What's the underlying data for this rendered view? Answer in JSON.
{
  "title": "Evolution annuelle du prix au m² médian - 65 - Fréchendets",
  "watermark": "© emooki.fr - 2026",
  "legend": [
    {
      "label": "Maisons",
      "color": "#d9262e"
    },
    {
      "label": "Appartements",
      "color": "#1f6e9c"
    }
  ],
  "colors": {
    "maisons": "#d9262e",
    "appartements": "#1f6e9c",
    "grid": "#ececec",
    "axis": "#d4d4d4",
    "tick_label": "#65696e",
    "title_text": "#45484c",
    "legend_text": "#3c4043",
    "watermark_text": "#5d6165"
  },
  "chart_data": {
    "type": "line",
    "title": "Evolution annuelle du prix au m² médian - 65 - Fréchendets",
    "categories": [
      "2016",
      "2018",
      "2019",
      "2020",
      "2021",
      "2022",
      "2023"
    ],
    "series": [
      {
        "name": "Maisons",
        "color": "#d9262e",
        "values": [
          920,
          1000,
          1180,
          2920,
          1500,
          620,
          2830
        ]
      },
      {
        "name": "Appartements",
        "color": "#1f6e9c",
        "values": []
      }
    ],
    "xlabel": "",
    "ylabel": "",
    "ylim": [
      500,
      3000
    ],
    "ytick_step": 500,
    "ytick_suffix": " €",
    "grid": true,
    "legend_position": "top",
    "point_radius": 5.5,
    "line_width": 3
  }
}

What the exercise asks | Pick out, from the lines above, every one that contains the string "prix".

Written reply |
  "title": "Evolution annuelle du prix au m² médian - 65 - Fréchendets",
    "title": "Evolution annuelle du prix au m² médian - 65 - Fréchendets",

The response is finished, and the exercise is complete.